:: Problem description ::
Pull out all lines from the listing below in which the word "text" appears.

:: Entries provided ::
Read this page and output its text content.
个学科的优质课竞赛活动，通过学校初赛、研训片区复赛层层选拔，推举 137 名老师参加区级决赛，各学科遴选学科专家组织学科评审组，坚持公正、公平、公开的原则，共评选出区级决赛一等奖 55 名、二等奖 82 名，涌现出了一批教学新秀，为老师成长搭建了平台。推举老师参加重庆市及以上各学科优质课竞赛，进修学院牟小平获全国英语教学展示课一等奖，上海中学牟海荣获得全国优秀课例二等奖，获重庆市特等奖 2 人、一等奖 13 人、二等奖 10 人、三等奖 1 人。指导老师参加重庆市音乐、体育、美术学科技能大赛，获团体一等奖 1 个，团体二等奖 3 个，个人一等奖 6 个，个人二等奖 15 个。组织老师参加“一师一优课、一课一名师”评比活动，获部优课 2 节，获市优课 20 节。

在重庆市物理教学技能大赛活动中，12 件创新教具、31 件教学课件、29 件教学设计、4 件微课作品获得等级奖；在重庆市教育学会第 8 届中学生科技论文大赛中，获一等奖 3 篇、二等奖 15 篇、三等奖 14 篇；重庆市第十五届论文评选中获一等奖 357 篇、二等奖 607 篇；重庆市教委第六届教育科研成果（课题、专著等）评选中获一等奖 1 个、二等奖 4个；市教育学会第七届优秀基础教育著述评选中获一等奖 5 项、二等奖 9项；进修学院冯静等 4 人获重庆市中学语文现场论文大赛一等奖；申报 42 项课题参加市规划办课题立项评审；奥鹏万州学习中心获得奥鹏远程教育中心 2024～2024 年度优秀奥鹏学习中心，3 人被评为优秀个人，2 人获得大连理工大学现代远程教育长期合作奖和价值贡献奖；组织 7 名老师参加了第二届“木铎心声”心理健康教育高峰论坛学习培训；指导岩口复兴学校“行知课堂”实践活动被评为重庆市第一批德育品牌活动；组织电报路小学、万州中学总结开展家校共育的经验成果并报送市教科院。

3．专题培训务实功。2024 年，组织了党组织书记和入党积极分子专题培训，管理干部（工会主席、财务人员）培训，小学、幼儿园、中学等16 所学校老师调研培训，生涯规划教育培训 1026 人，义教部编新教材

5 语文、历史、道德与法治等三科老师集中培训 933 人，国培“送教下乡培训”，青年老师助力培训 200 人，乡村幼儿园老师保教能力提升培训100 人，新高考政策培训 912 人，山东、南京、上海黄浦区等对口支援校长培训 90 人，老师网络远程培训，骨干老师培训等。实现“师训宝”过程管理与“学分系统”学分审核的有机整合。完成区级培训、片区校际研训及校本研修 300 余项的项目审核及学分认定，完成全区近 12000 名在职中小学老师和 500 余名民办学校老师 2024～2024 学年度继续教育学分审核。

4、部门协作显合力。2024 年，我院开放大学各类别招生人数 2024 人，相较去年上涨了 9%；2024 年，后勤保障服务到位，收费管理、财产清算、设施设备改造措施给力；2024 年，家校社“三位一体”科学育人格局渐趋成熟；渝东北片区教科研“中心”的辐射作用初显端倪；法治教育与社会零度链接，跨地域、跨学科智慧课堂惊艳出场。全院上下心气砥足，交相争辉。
* * *
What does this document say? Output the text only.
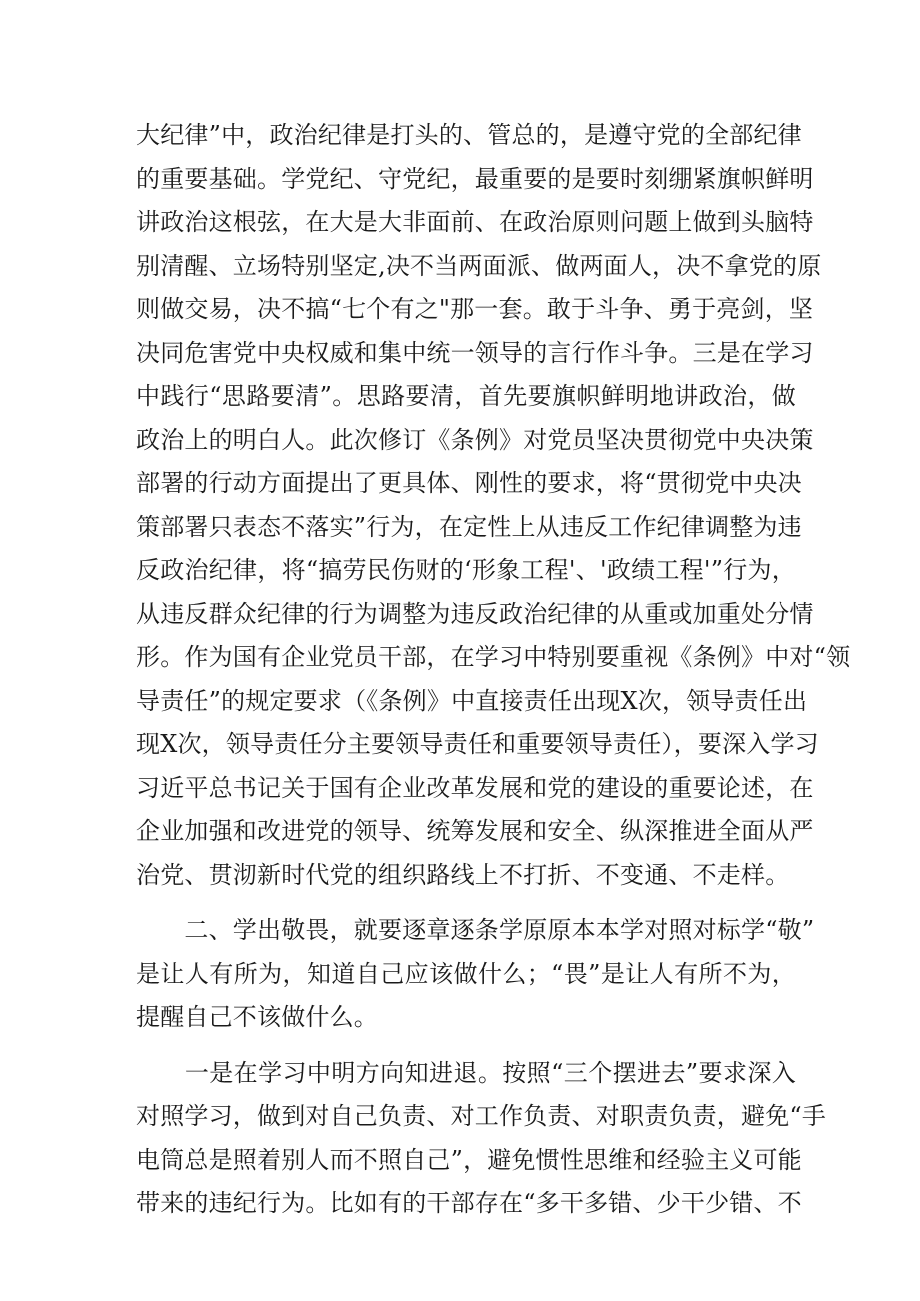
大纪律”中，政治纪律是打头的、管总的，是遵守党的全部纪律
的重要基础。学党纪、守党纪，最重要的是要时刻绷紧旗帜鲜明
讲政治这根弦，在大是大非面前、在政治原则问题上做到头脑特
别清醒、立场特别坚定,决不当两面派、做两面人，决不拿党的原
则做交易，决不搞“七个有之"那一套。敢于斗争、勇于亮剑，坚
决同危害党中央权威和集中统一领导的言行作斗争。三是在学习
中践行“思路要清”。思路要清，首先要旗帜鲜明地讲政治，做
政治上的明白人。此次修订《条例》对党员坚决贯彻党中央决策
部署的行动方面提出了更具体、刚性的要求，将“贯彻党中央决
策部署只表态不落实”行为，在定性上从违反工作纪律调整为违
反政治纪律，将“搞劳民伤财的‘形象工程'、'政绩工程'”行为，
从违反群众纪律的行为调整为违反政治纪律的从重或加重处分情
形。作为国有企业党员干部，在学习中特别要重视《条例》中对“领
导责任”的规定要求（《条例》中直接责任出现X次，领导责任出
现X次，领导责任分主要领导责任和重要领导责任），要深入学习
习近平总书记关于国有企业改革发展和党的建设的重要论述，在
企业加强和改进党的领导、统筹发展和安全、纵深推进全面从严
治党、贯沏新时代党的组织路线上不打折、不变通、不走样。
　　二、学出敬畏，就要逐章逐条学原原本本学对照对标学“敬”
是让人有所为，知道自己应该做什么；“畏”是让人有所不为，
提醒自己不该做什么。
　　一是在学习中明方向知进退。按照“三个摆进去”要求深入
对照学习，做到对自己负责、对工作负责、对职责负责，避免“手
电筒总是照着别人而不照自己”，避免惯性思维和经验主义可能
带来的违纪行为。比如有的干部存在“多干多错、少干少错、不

:: Full response ::
Read this page and output its text content.
What does this document say? Output the text only.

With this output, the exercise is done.